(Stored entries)
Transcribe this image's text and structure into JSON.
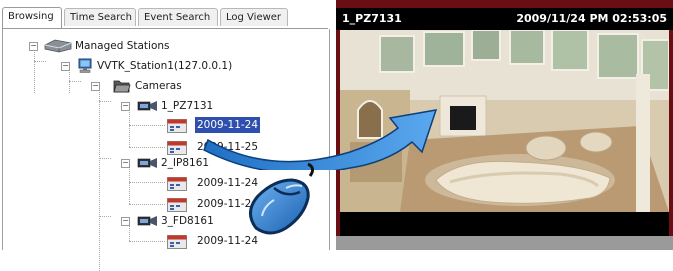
{
  "tabs": [
    {
      "label": "Browsing",
      "active": true
    },
    {
      "label": "Time Search",
      "active": false
    },
    {
      "label": "Event Search",
      "active": false
    },
    {
      "label": "Log Viewer",
      "active": false
    }
  ],
  "tree": {
    "root": "Managed Stations",
    "station": "VVTK_Station1(127.0.0.1)",
    "cameras_folder": "Cameras",
    "cameras": [
      {
        "name": "1_PZ7131",
        "dates": [
          "2009-11-24",
          "2009-11-25"
        ],
        "selected_date": "2009-11-24"
      },
      {
        "name": "2_IP8161",
        "dates": [
          "2009-11-24",
          "2009-11-2"
        ]
      },
      {
        "name": "3_FD8161",
        "dates": [
          "2009-11-24"
        ]
      }
    ]
  },
  "video": {
    "title": "1_PZ7131",
    "timestamp": "2009/11/24 PM 02:53:05"
  },
  "colors": {
    "selection": "#2f4fae",
    "video_frame": "#6a0e14",
    "arrow": "#2e7fd0"
  }
}
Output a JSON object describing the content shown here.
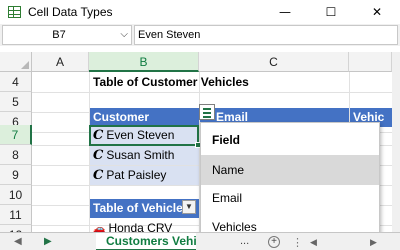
{
  "window": {
    "title": "Cell Data Types",
    "minimize_icon": "minimize-icon",
    "maximize_icon": "maximize-icon",
    "close_icon": "close-icon",
    "minimize_glyph": "—",
    "maximize_glyph": "☐",
    "close_glyph": "✕"
  },
  "formula_bar": {
    "name_box": "B7",
    "name_box_arrow": "⌵",
    "formula": "Even Steven"
  },
  "columns": [
    "A",
    "B",
    "C"
  ],
  "rows": [
    "4",
    "5",
    "6",
    "7",
    "8",
    "9",
    "10",
    "11",
    "12"
  ],
  "cells": {
    "b4": "Table of Customer Vehicles",
    "b6": "Customer",
    "c6": "Email",
    "d6": "Vehic",
    "b7": "Even Steven",
    "b8": "Susan Smith",
    "b9": "Pat Paisley",
    "b11": "Table of Vehicle",
    "b12": "Honda CRV",
    "linked_type_glyph": "C",
    "car_glyph": "🚗",
    "filter_glyph": "▼"
  },
  "dropdown": {
    "header": "Field",
    "items": [
      "Name",
      "Email",
      "Vehicles"
    ]
  },
  "sheet_tabs": {
    "active": "Customers Vehicles",
    "more": "...",
    "add_glyph": "+",
    "sep_glyph": "⋮",
    "nav_left": "◀",
    "nav_right": "▶",
    "scroll_left": "◀",
    "scroll_right": "▶"
  },
  "colors": {
    "accent": "#217346",
    "table_header": "#4472c4",
    "table_row": "#d9e1f2"
  }
}
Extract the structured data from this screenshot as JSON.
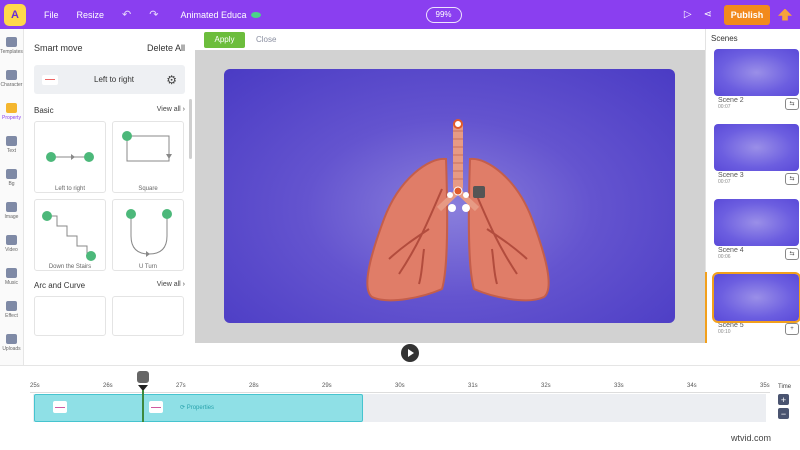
{
  "topbar": {
    "file": "File",
    "resize": "Resize",
    "title": "Animated Educa",
    "zoom": "99%",
    "publish": "Publish"
  },
  "leftnav": [
    {
      "label": "Templates",
      "icon": "templates-icon"
    },
    {
      "label": "Character",
      "icon": "character-icon"
    },
    {
      "label": "Property",
      "icon": "property-icon",
      "active": true
    },
    {
      "label": "Text",
      "icon": "text-icon"
    },
    {
      "label": "Bg",
      "icon": "bg-icon"
    },
    {
      "label": "Image",
      "icon": "image-icon"
    },
    {
      "label": "Video",
      "icon": "video-icon"
    },
    {
      "label": "Music",
      "icon": "music-icon"
    },
    {
      "label": "Effect",
      "icon": "effect-icon"
    },
    {
      "label": "Uploads",
      "icon": "uploads-icon"
    },
    {
      "label": "More",
      "icon": "more-icon"
    }
  ],
  "panel": {
    "title": "Smart move",
    "delete_all": "Delete All",
    "selected": "Left to right",
    "section_basic": "Basic",
    "view_all": "View all",
    "section_arc": "Arc and Curve",
    "cards": [
      {
        "label": "Left to right"
      },
      {
        "label": "Square"
      },
      {
        "label": "Down the Stairs"
      },
      {
        "label": "U Turn"
      }
    ]
  },
  "applybar": {
    "apply": "Apply",
    "close": "Close"
  },
  "scenes": {
    "title": "Scenes",
    "items": [
      {
        "name": "Scene 2",
        "time": "00:07"
      },
      {
        "name": "Scene 3",
        "time": "00:07"
      },
      {
        "name": "Scene 4",
        "time": "00:06"
      },
      {
        "name": "Scene 5",
        "time": "00:10"
      }
    ]
  },
  "timeline": {
    "ticks": [
      "25s",
      "26s",
      "27s",
      "28s",
      "29s",
      "30s",
      "31s",
      "32s",
      "33s",
      "34s",
      "35s"
    ],
    "clip_label": "Properties",
    "time_label": "Time"
  },
  "colors": {
    "brand": "#8a3ff0",
    "publish": "#f28a1c",
    "apply": "#6cbd3c",
    "canvas": "#5a49cc",
    "clip": "#8fe0e6"
  },
  "watermark": "wtvid.com"
}
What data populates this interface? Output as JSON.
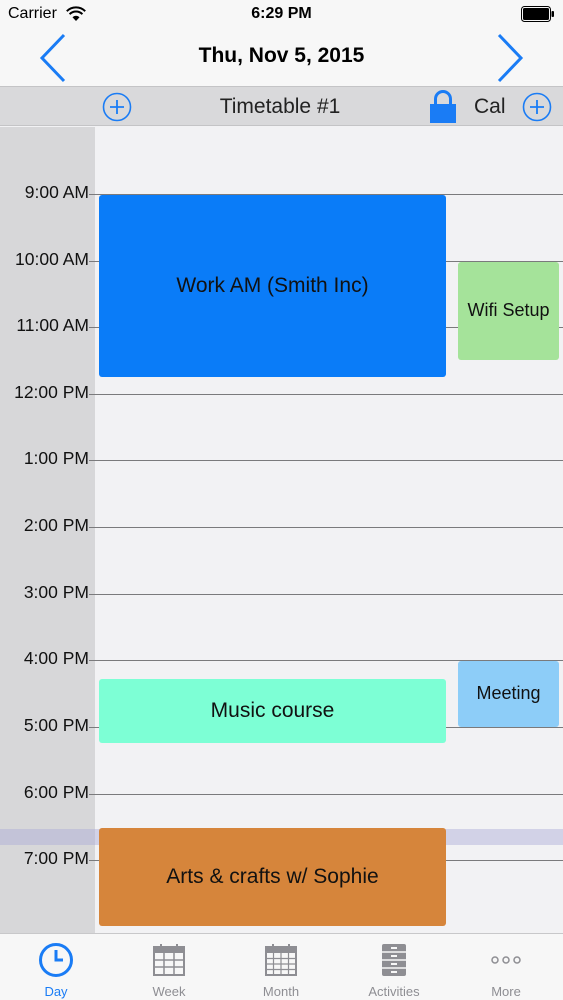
{
  "status": {
    "carrier": "Carrier",
    "time": "6:29 PM"
  },
  "nav": {
    "title": "Thu, Nov 5, 2015"
  },
  "toolbar": {
    "timetable": "Timetable #1",
    "calendar": "Cal"
  },
  "hours": [
    "9:00 AM",
    "10:00 AM",
    "11:00 AM",
    "12:00 PM",
    "1:00 PM",
    "2:00 PM",
    "3:00 PM",
    "4:00 PM",
    "5:00 PM",
    "6:00 PM",
    "7:00 PM"
  ],
  "events": {
    "work": "Work AM (Smith Inc)",
    "wifi": "Wifi Setup",
    "meeting": "Meeting",
    "music": "Music course",
    "arts": "Arts & crafts w/ Sophie"
  },
  "tabs": [
    {
      "label": "Day",
      "icon": "clock-icon"
    },
    {
      "label": "Week",
      "icon": "calendar-week-icon"
    },
    {
      "label": "Month",
      "icon": "calendar-month-icon"
    },
    {
      "label": "Activities",
      "icon": "cabinet-icon"
    },
    {
      "label": "More",
      "icon": "more-dots-icon"
    }
  ],
  "colors": {
    "accent": "#1a7cf5",
    "work": "#0a7cf8",
    "wifi": "#a5e39a",
    "meeting": "#8dcdf8",
    "music": "#7dffd5",
    "arts": "#d6853b"
  }
}
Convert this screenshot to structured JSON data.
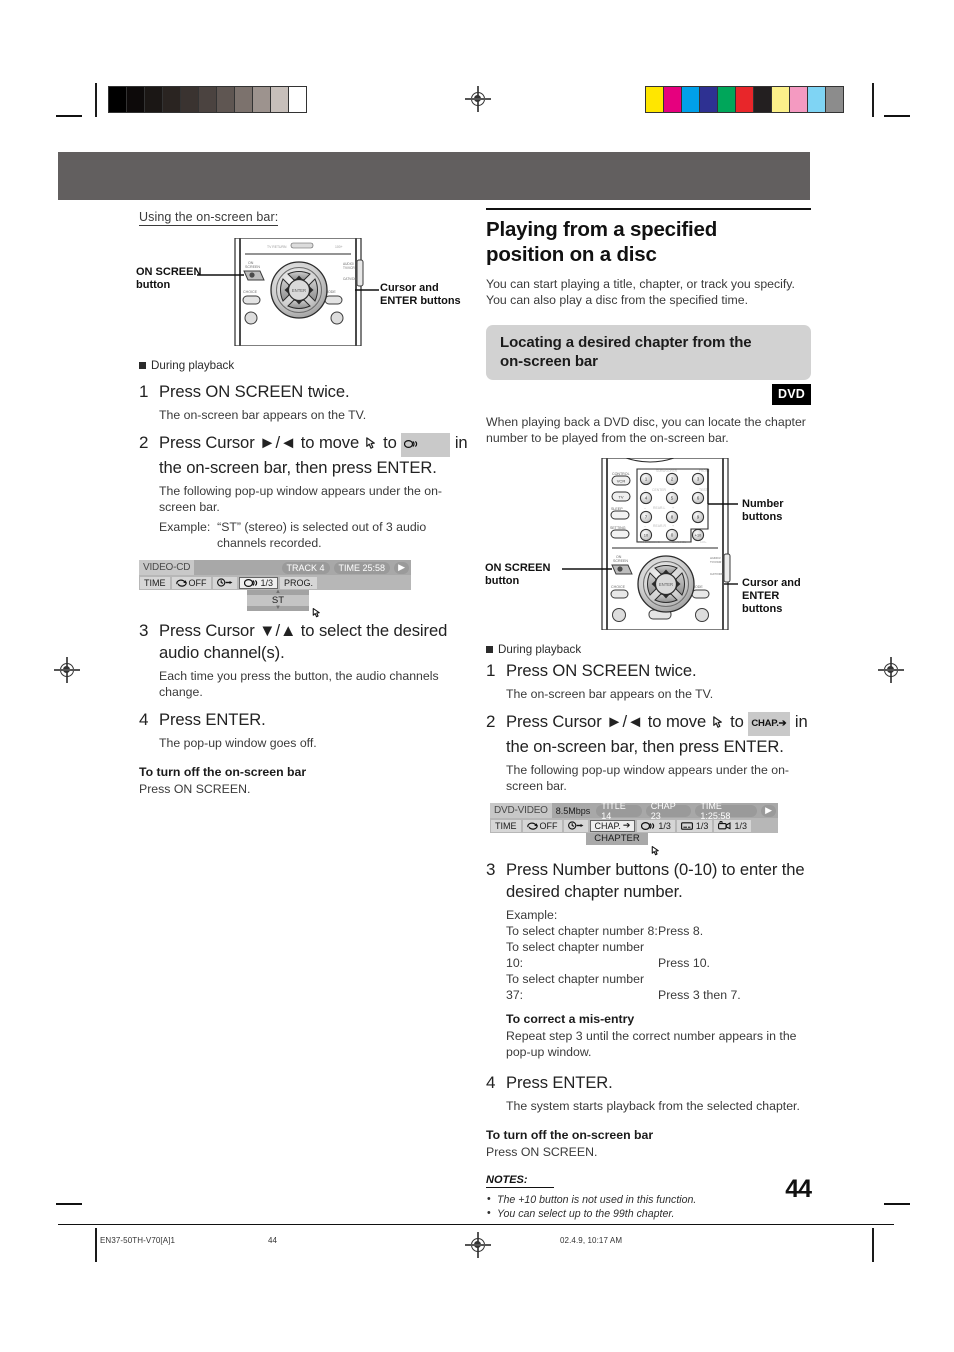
{
  "colors": {
    "masthead": "#625f5f",
    "gray_heading_box": "#d2d2d2",
    "badge_bg": "#000000",
    "osd_bar": "#b7b7b7"
  },
  "calibration": {
    "gray_wedge": [
      "#000000",
      "#0d0a0a",
      "#1b1715",
      "#2a2421",
      "#3a3330",
      "#4b4340",
      "#5f5652",
      "#7c726d",
      "#9d938e",
      "#c7bfba",
      "#ffffff"
    ],
    "color_bars": [
      "#ffe600",
      "#e6007e",
      "#00a0e9",
      "#2e3192",
      "#00a65a",
      "#e8262a",
      "#231f20",
      "#fbf08a",
      "#f49ac1",
      "#7fd4f4",
      "#8c8c8c"
    ]
  },
  "left_column": {
    "subhead": "Using the on-screen bar:",
    "remote": {
      "callout_on_screen": "ON SCREEN\nbutton",
      "callout_on_screen_line1": "ON SCREEN",
      "callout_on_screen_line2": "button",
      "callout_cursor_line1": "Cursor and",
      "callout_cursor_line2": "ENTER buttons",
      "button_labels": [
        "ON SCREEN",
        "CHOICE",
        "ENTER",
        "MODE",
        "AUDIO TV/VCR",
        "CATV/DBS"
      ]
    },
    "section_marker": "During playback",
    "steps": [
      {
        "num": "1",
        "title": "Press ON SCREEN twice.",
        "desc": "The on-screen bar appears on the TV."
      },
      {
        "num": "2",
        "title_pre": "Press Cursor ►/◄ to move ",
        "title_mid": " to ",
        "chip": "⟨⟨⟩",
        "title_post": " in the on-screen bar, then press ENTER.",
        "desc": "The following pop-up window appears under the on-screen bar.",
        "example_label": "Example:",
        "example_text": "“ST” (stereo) is selected out of 3 audio channels recorded."
      },
      {
        "num": "3",
        "title": "Press Cursor ▼/▲ to select the desired audio channel(s).",
        "desc": "Each time you press the button, the audio channels change."
      },
      {
        "num": "4",
        "title": "Press ENTER.",
        "desc": "The pop-up window goes off."
      }
    ],
    "turn_off_heading": "To turn off the on-screen bar",
    "turn_off_text": "Press ON SCREEN."
  },
  "left_osd": {
    "disc_label": "VIDEO-CD",
    "row1_pills": [
      "TRACK 4",
      "TIME    25:58"
    ],
    "row1_play_icon": "▶",
    "row2": [
      {
        "text": "TIME",
        "type": "box"
      },
      {
        "text": "OFF",
        "type": "box",
        "icon": "repeat"
      },
      {
        "text": "",
        "type": "box",
        "icon": "clock-arrow"
      },
      {
        "text": "1/3",
        "type": "box",
        "icon": "audio",
        "selected": true
      },
      {
        "text": "PROG.",
        "type": "box"
      }
    ],
    "popup_value": "ST"
  },
  "right_column": {
    "title_line1": "Playing from a specified",
    "title_line2": "position on a disc",
    "lede_line1": "You can start playing a title, chapter, or track you specify.",
    "lede_line2": "You can also play a disc from the specified time.",
    "gray_heading_line1": "Locating a desired chapter from the",
    "gray_heading_line2": "on-screen bar",
    "badge": "DVD",
    "intro_line1": "When playing back a DVD disc, you can locate the chapter",
    "intro_line2": "number to be played from the on-screen bar.",
    "remote": {
      "callout_number_buttons": "Number buttons",
      "callout_on_screen_line1": "ON SCREEN",
      "callout_on_screen_line2": "button",
      "callout_cursor_line1": "Cursor and",
      "callout_cursor_line2": "ENTER buttons",
      "control_label": "CONTROL",
      "side_buttons": [
        "VCR",
        "TV",
        "SLEEP",
        "SETTING",
        "CHOICE",
        "MODE"
      ],
      "faint_labels": [
        "CENTER",
        "REAR-L",
        "REAR-R",
        "TEST"
      ],
      "keypad": [
        "1",
        "2",
        "3",
        "4",
        "5",
        "6",
        "7",
        "8",
        "9",
        "10",
        "0",
        "+10"
      ],
      "enter_label": "ENTER",
      "right_labels": [
        "AUDIO TV/VCR",
        "CATV/DBS"
      ]
    },
    "section_marker": "During playback",
    "steps": [
      {
        "num": "1",
        "title": "Press ON SCREEN twice.",
        "desc": "The on-screen bar appears on the TV."
      },
      {
        "num": "2",
        "title_pre": "Press Cursor ►/◄ to move ",
        "title_mid": " to ",
        "chip": "CHAP.",
        "title_post": " in the on-screen bar, then press ENTER.",
        "desc": "The following pop-up window appears under the on-screen bar."
      },
      {
        "num": "3",
        "title": "Press Number buttons (0-10) to enter the desired chapter number.",
        "example_label": "Example:",
        "examples": [
          {
            "left": "To select chapter number 8:",
            "right": "Press 8."
          },
          {
            "left": "To select chapter number 10:",
            "right": "Press 10."
          },
          {
            "left": "To select chapter number 37:",
            "right": "Press 3 then 7."
          }
        ],
        "correct_heading": "To correct a mis-entry",
        "correct_text": "Repeat step 3 until the correct number appears in the pop-up window."
      },
      {
        "num": "4",
        "title": "Press ENTER.",
        "desc": "The system starts playback from the selected chapter."
      }
    ],
    "turn_off_heading": "To turn off the on-screen bar",
    "turn_off_text": "Press ON SCREEN.",
    "notes_heading": "NOTES:",
    "notes": [
      "The +10 button is not used in this function.",
      "You can select up to the 99th chapter."
    ]
  },
  "right_osd": {
    "disc_label": "DVD-VIDEO",
    "bitrate": "8.5Mbps",
    "row1_pills": [
      "TITLE 14",
      "CHAP 23",
      "TIME 1:25:58"
    ],
    "row1_play_icon": "▶",
    "row2": [
      {
        "text": "TIME"
      },
      {
        "text": "OFF"
      },
      {
        "text": ""
      },
      {
        "text": "CHAP.",
        "selected": true
      },
      {
        "text": "1/3"
      },
      {
        "text": "1/3"
      },
      {
        "text": "1/3"
      }
    ],
    "popup_value": "CHAPTER"
  },
  "footer": {
    "page_number": "44",
    "file_id": "EN37-50TH-V70[A]1",
    "folio_small": "44",
    "timestamp": "02.4.9, 10:17 AM"
  }
}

### WORK INSTRUCTIONS:
Extract every line containing the string "desired" from the data above.

### OUTPUT FOR THIS EXERCISE:
        "title": "Press Cursor ▼/▲ to select the desired audio channel(s).",
    "gray_heading_line1": "Locating a desired chapter from the",
        "title": "Press Number buttons (0-10) to enter the desired chapter number.",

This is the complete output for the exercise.